- [Task statement]
Extract each line of the records below that contains the word "area".

- [Records provided]
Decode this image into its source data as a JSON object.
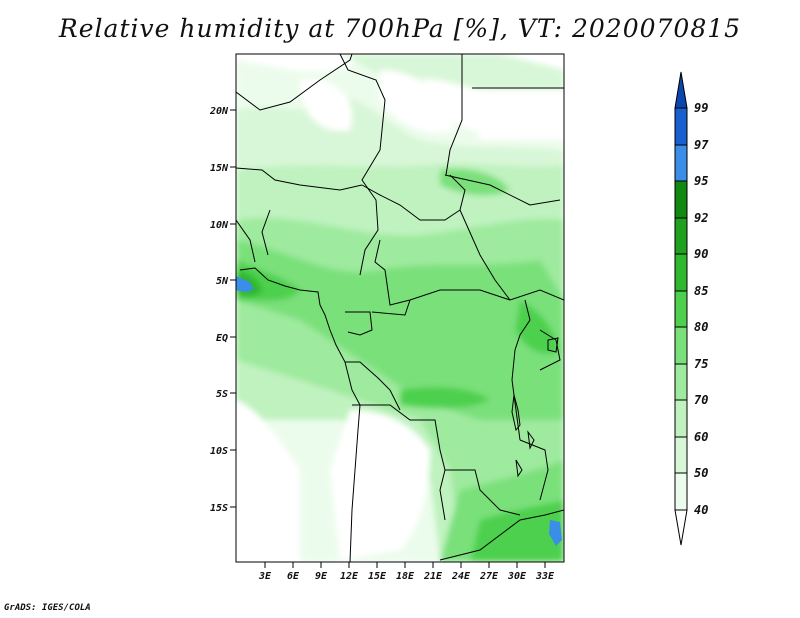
{
  "title": "Relative humidity at 700hPa [%], VT: 2020070815",
  "footer": "GrADS: IGES/COLA",
  "lat_labels": [
    "20N",
    "15N",
    "10N",
    "5N",
    "EQ",
    "5S",
    "10S",
    "15S"
  ],
  "lon_labels": [
    "3E",
    "6E",
    "9E",
    "12E",
    "15E",
    "18E",
    "21E",
    "24E",
    "27E",
    "30E",
    "33E"
  ],
  "colorbar": {
    "labels": [
      "99",
      "97",
      "95",
      "92",
      "90",
      "85",
      "80",
      "75",
      "70",
      "60",
      "50",
      "40"
    ],
    "colors": {
      "97-99": "#1a5fd0",
      "95-97": "#3a8ee8",
      "92-95": "#118811",
      "90-92": "#1fa11f",
      "85-90": "#2eb82e",
      "80-85": "#4ed04e",
      "75-80": "#7ae07a",
      "70-75": "#9eea9e",
      "60-70": "#bff2bf",
      "50-60": "#d8f7d8",
      "40-50": "#ecfcec",
      "below-40": "#ffffff",
      "above-99": "#0a47b0"
    }
  }
}
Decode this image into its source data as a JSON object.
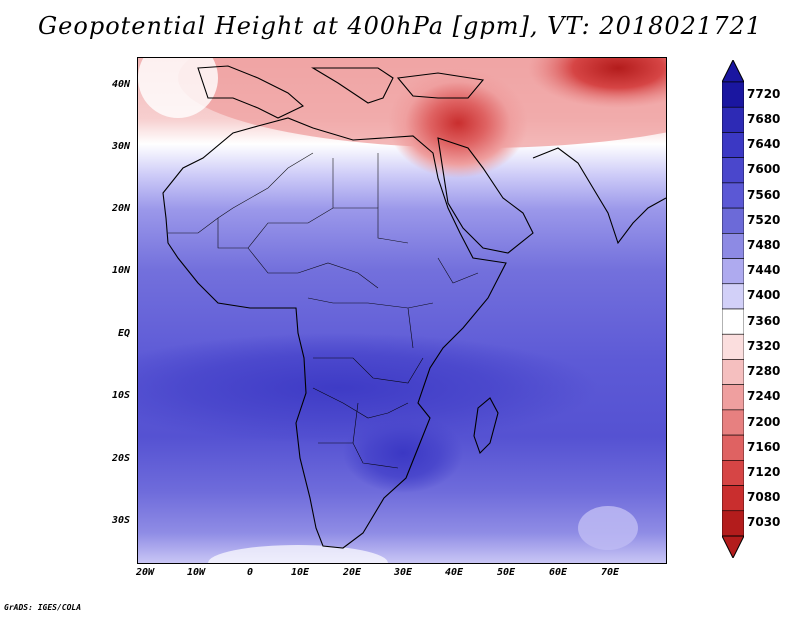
{
  "title": "Geopotential Height at 400hPa [gpm], VT: 2018021721",
  "credit": "GrADS: IGES/COLA",
  "map": {
    "region": "Africa",
    "lon_range": [
      -22,
      80
    ],
    "lat_range": [
      -37,
      45
    ],
    "y_tick_labels": [
      "40N",
      "30N",
      "20N",
      "10N",
      "EQ",
      "10S",
      "20S",
      "30S"
    ],
    "x_tick_labels": [
      "20W",
      "10W",
      "0",
      "10E",
      "20E",
      "30E",
      "40E",
      "50E",
      "60E",
      "70E"
    ]
  },
  "colorbar": {
    "levels": [
      "7720",
      "7680",
      "7640",
      "7600",
      "7560",
      "7520",
      "7480",
      "7440",
      "7400",
      "7360",
      "7320",
      "7280",
      "7240",
      "7200",
      "7160",
      "7120",
      "7080",
      "7030"
    ],
    "colors": [
      "#1a16a0",
      "#2d2ab5",
      "#3b38c4",
      "#4a47cc",
      "#5b58d5",
      "#6c6ad8",
      "#8d8ae4",
      "#aeaaef",
      "#d2d0f8",
      "#ffffff",
      "#fbdede",
      "#f5bfbf",
      "#ef9f9f",
      "#e78080",
      "#df6262",
      "#d64545",
      "#c92e2e",
      "#b31c1c"
    ],
    "top_arrow_color": "#1a16a0",
    "bottom_arrow_color": "#b31c1c"
  }
}
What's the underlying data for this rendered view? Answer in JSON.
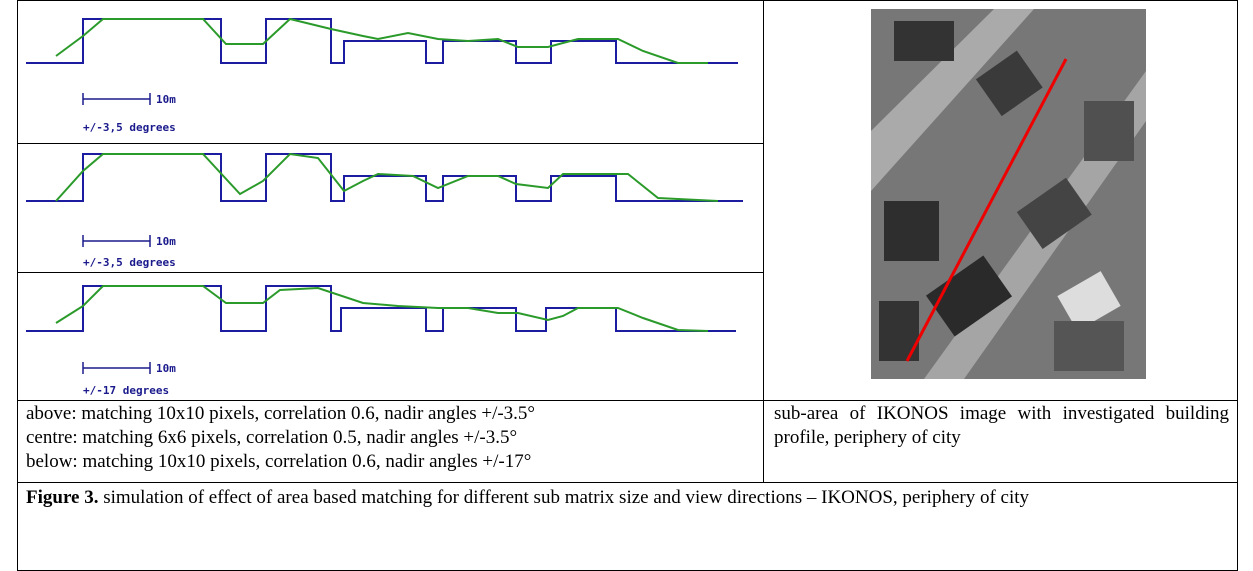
{
  "panels": [
    {
      "scale": "10m",
      "angle": "+/-3,5 degrees"
    },
    {
      "scale": "10m",
      "angle": "+/-3,5 degrees"
    },
    {
      "scale": "10m",
      "angle": "+/-17 degrees"
    }
  ],
  "left_caption": [
    "above: matching 10x10 pixels, correlation 0.6, nadir angles +/-3.5°",
    "centre: matching 6x6 pixels, correlation 0.5, nadir angles +/-3.5°",
    "below: matching 10x10 pixels, correlation 0.6, nadir angles +/-17°"
  ],
  "right_caption": "sub-area of IKONOS image with investigated building profile, periphery of city",
  "figure": {
    "label": "Figure 3.",
    "text": "simulation of effect of area based matching for different sub matrix size and view directions – IKONOS, periphery of city"
  }
}
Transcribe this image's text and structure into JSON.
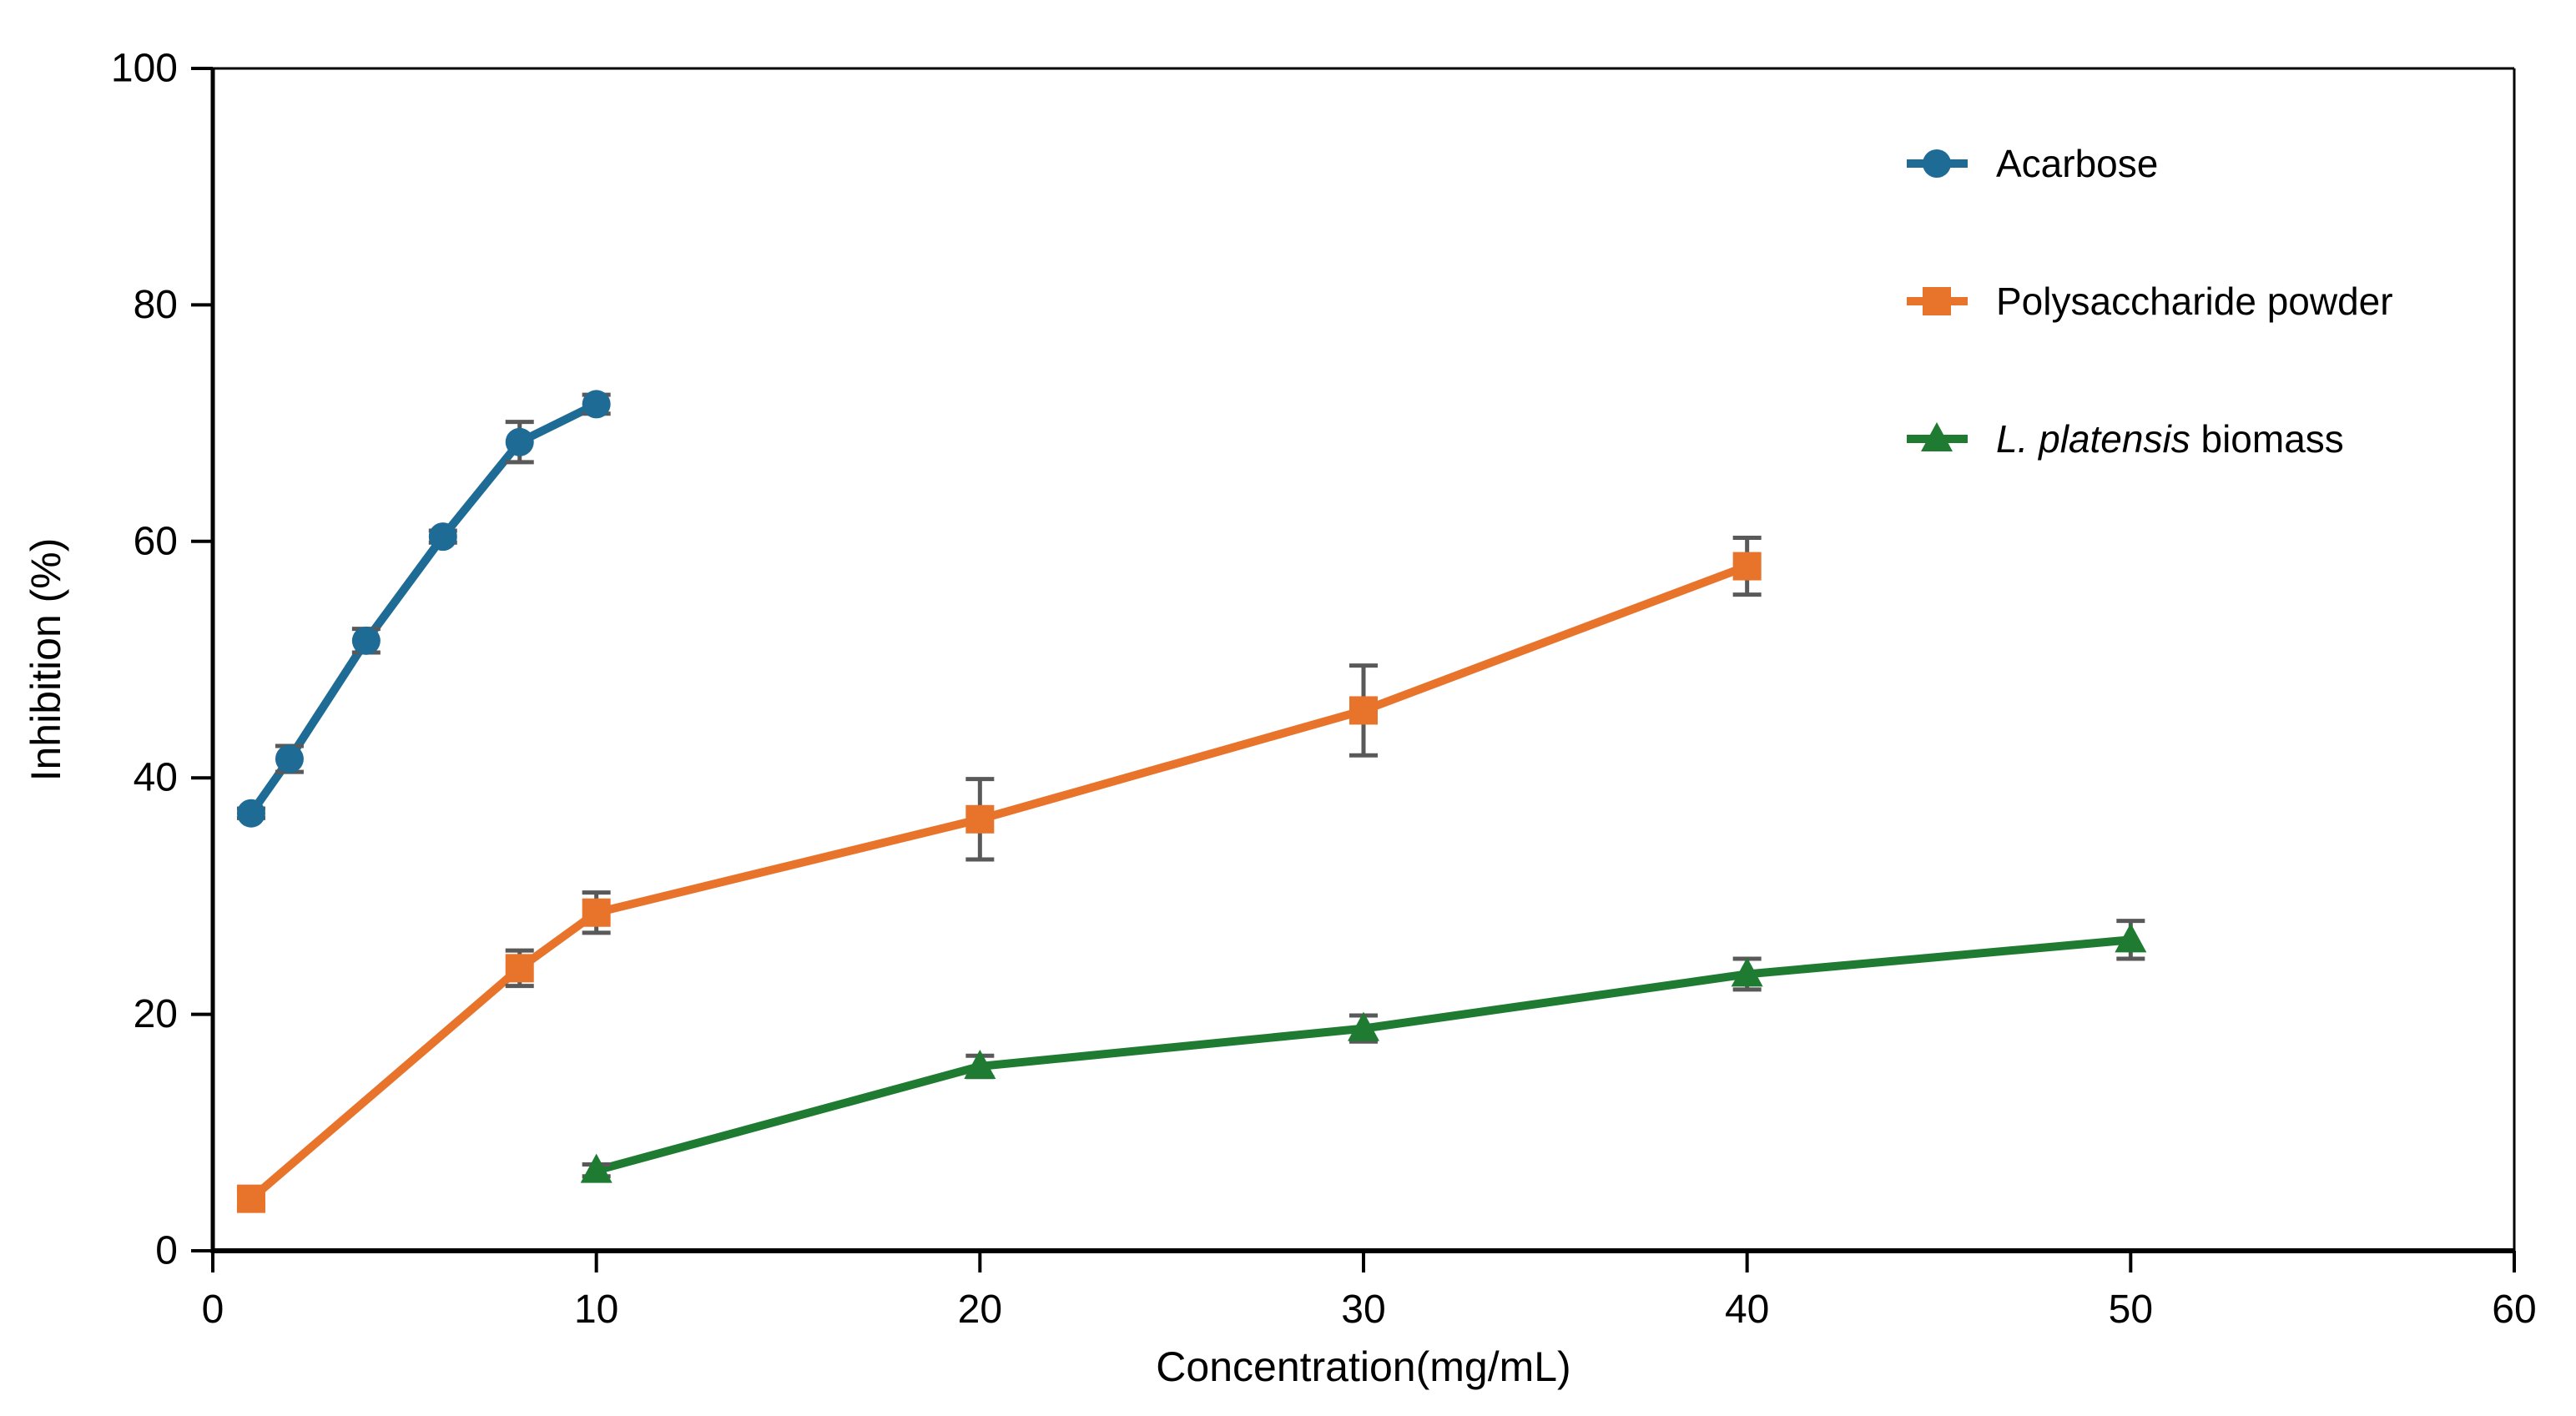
{
  "page": {
    "background": "#ffffff"
  },
  "chart_data": {
    "type": "line",
    "title": "",
    "xlabel": "Concentration(mg/mL)",
    "ylabel": "Inhibition (%)",
    "xlim": [
      0,
      60
    ],
    "ylim": [
      0,
      100
    ],
    "xticks": [
      0,
      10,
      20,
      30,
      40,
      50,
      60
    ],
    "yticks": [
      0,
      20,
      40,
      60,
      80,
      100
    ],
    "grid": false,
    "legend_position": "upper-right-inside",
    "axis_color": "#000000",
    "error_bar_color": "#595959",
    "series": [
      {
        "name": "Acarbose",
        "label_parts": [
          {
            "text": "Acarbose",
            "italic": false
          }
        ],
        "color": "#1e6b96",
        "marker": "circle",
        "x": [
          1,
          2,
          4,
          6,
          8,
          10
        ],
        "y": [
          37.0,
          41.6,
          51.6,
          60.4,
          68.4,
          71.6
        ],
        "yerr": [
          0.4,
          1.1,
          1.0,
          0.5,
          1.7,
          0.8
        ]
      },
      {
        "name": "Polysaccharide powder",
        "label_parts": [
          {
            "text": "Polysaccharide powder",
            "italic": false
          }
        ],
        "color": "#e8742c",
        "marker": "square",
        "x": [
          1,
          8,
          10,
          20,
          30,
          40
        ],
        "y": [
          4.4,
          23.9,
          28.6,
          36.5,
          45.7,
          57.9
        ],
        "yerr": [
          0.8,
          1.5,
          1.7,
          3.4,
          3.8,
          2.4
        ]
      },
      {
        "name": "L. platensis biomass",
        "label_parts": [
          {
            "text": "L. platensis",
            "italic": true
          },
          {
            "text": " biomass",
            "italic": false
          }
        ],
        "color": "#1e7b31",
        "marker": "triangle",
        "x": [
          10,
          20,
          30,
          40,
          50
        ],
        "y": [
          6.8,
          15.6,
          18.8,
          23.4,
          26.3
        ],
        "yerr": [
          0.5,
          0.9,
          1.1,
          1.3,
          1.6
        ]
      }
    ]
  }
}
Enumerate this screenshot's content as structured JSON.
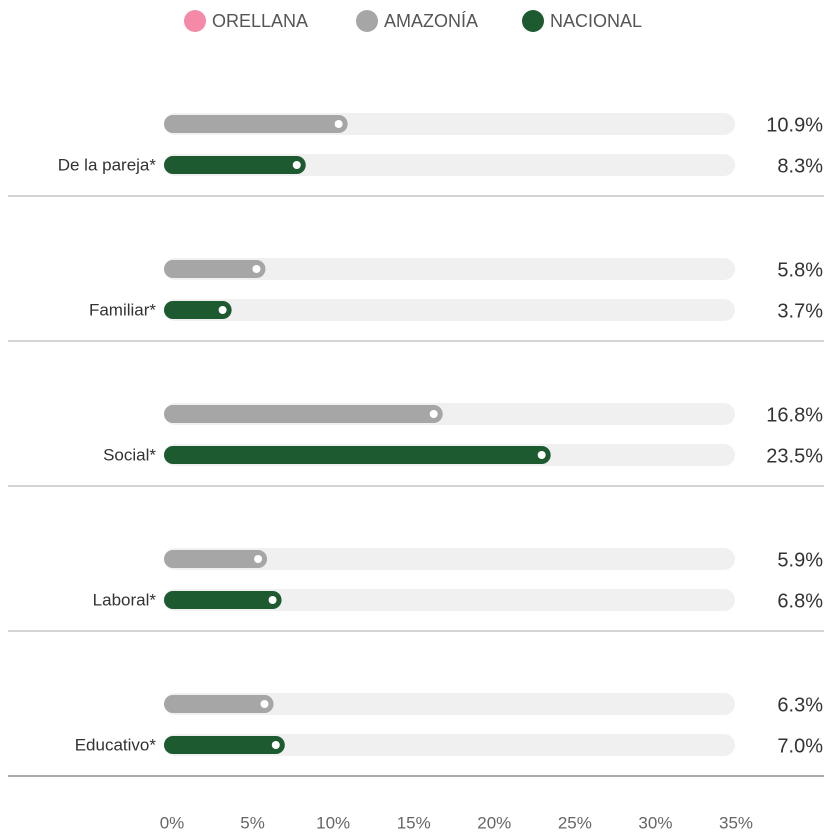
{
  "chart_data": {
    "type": "bar",
    "orientation": "horizontal",
    "categories": [
      "De la pareja*",
      "Familiar*",
      "Social*",
      "Laboral*",
      "Educativo*"
    ],
    "series": [
      {
        "name": "ORELLANA",
        "color": "#f48aa7",
        "values": [
          null,
          null,
          null,
          null,
          null
        ]
      },
      {
        "name": "AMAZONÍA",
        "color": "#a6a6a6",
        "values": [
          10.9,
          5.8,
          16.8,
          5.9,
          6.3
        ],
        "value_labels": [
          "10.9%",
          "5.8%",
          "16.8%",
          "5.9%",
          "6.3%"
        ]
      },
      {
        "name": "NACIONAL",
        "color": "#1e5a30",
        "values": [
          8.3,
          3.7,
          23.5,
          6.8,
          7.0
        ],
        "value_labels": [
          "8.3%",
          "3.7%",
          "23.5%",
          "6.8%",
          "7.0%"
        ]
      }
    ],
    "xlim": [
      0,
      35
    ],
    "xticks": [
      {
        "value": 0,
        "label": "0%"
      },
      {
        "value": 5,
        "label": "5%"
      },
      {
        "value": 10,
        "label": "10%"
      },
      {
        "value": 15,
        "label": "15%"
      },
      {
        "value": 20,
        "label": "20%"
      },
      {
        "value": 25,
        "label": "25%"
      },
      {
        "value": 30,
        "label": "30%"
      },
      {
        "value": 35,
        "label": "35%"
      }
    ],
    "legend": "top"
  }
}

- [Final result]
  "right_caption": "sub-area of IKONOS image with investigated building profile, periphery of city",
    "text": "simulation of effect of area based matching for different sub matrix size and view directions – IKONOS, periphery of city"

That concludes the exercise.